** Start **
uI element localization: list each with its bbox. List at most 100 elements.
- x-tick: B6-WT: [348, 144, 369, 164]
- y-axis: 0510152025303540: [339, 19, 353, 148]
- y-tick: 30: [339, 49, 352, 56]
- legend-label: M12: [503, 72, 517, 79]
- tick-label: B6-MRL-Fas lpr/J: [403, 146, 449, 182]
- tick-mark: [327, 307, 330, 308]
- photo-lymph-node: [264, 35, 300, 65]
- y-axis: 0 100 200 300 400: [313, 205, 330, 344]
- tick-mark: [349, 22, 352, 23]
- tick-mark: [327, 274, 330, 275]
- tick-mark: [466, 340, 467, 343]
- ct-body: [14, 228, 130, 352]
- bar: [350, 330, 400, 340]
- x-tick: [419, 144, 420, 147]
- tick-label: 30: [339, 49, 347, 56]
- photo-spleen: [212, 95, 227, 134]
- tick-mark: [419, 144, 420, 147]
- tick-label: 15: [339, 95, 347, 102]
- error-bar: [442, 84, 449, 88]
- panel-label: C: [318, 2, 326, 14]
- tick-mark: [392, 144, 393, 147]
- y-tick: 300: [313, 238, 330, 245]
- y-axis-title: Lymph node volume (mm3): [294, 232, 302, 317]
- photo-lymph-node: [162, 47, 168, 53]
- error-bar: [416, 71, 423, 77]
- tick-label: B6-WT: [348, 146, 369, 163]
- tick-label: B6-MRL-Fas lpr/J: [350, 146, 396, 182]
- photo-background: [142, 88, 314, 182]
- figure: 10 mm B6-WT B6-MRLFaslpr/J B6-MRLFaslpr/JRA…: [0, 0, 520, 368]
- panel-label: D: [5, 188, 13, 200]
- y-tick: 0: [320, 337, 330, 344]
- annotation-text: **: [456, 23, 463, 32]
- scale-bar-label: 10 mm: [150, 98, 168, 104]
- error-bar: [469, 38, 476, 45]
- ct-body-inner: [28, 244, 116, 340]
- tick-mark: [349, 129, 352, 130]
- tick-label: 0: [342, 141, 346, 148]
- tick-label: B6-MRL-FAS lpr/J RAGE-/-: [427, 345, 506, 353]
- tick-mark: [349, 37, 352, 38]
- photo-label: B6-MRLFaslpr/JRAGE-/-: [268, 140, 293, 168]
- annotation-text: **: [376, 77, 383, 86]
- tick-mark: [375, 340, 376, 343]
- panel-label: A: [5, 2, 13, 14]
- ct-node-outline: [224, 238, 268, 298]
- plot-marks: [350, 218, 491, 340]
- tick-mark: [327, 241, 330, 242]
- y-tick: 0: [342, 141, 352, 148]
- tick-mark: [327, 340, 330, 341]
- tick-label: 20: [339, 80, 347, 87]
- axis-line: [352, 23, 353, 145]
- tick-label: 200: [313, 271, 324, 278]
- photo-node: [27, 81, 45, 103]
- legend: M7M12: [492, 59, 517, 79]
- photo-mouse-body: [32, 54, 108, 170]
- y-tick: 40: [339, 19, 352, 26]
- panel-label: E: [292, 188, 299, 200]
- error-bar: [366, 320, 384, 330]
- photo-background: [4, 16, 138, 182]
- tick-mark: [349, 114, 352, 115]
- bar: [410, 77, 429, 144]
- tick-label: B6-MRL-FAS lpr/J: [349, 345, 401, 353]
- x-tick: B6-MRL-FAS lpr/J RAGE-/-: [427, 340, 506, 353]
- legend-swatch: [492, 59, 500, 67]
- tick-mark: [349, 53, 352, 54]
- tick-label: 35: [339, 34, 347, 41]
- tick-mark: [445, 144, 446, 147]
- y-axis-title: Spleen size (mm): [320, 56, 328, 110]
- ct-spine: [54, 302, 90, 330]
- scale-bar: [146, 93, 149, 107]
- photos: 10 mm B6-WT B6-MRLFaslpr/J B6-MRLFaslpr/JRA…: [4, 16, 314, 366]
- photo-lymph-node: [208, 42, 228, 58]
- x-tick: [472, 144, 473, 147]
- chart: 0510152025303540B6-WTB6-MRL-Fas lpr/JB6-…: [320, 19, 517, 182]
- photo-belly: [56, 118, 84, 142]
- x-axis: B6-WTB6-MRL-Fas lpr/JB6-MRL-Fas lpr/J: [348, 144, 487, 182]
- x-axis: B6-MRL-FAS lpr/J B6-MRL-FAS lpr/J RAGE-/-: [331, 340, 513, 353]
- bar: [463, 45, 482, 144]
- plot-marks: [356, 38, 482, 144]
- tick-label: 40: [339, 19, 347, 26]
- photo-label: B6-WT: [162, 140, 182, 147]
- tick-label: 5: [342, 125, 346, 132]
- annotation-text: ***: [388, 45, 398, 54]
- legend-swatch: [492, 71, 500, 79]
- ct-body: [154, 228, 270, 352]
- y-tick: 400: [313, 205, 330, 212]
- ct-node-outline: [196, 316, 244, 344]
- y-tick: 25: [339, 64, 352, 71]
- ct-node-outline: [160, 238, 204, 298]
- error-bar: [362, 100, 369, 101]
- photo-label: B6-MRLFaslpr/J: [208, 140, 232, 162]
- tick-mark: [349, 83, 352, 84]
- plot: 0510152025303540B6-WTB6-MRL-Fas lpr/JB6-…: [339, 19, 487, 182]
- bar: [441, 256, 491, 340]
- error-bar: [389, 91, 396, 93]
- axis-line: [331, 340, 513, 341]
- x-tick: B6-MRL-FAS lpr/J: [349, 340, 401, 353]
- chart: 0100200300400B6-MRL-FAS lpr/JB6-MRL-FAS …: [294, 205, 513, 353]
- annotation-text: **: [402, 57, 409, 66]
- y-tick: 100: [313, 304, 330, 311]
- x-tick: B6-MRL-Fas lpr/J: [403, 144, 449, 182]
** End **
Copy out the stretch of the records from the start through the line "- tick-mark: [349, 129, 352, 130]", keeping every line as it appears.

uI element localization: list each with its bbox. List at most 100 elements.
- x-tick: B6-WT: [348, 144, 369, 164]
- y-axis: 0510152025303540: [339, 19, 353, 148]
- y-tick: 30: [339, 49, 352, 56]
- legend-label: M12: [503, 72, 517, 79]
- tick-label: B6-MRL-Fas lpr/J: [403, 146, 449, 182]
- tick-mark: [327, 307, 330, 308]
- photo-lymph-node: [264, 35, 300, 65]
- y-axis: 0 100 200 300 400: [313, 205, 330, 344]
- tick-mark: [349, 22, 352, 23]
- tick-mark: [327, 274, 330, 275]
- tick-mark: [466, 340, 467, 343]
- ct-body: [14, 228, 130, 352]
- bar: [350, 330, 400, 340]
- x-tick: [419, 144, 420, 147]
- tick-label: 30: [339, 49, 347, 56]
- photo-spleen: [212, 95, 227, 134]
- tick-mark: [419, 144, 420, 147]
- tick-label: 15: [339, 95, 347, 102]
- error-bar: [442, 84, 449, 88]
- panel-label: C: [318, 2, 326, 14]
- tick-mark: [392, 144, 393, 147]
- y-tick: 300: [313, 238, 330, 245]
- y-axis-title: Lymph node volume (mm3): [294, 232, 302, 317]
- photo-lymph-node: [162, 47, 168, 53]
- error-bar: [416, 71, 423, 77]
- tick-label: B6-WT: [348, 146, 369, 163]
- tick-label: B6-MRL-Fas lpr/J: [350, 146, 396, 182]
- photo-background: [142, 88, 314, 182]
- figure: 10 mm B6-WT B6-MRLFaslpr/J B6-MRLFaslpr/JRA…: [0, 0, 520, 368]
- panel-label: D: [5, 188, 13, 200]
- y-tick: 0: [320, 337, 330, 344]
- annotation-text: **: [456, 23, 463, 32]
- scale-bar-label: 10 mm: [150, 98, 168, 104]
- error-bar: [469, 38, 476, 45]
- ct-body-inner: [28, 244, 116, 340]
- tick-mark: [349, 129, 352, 130]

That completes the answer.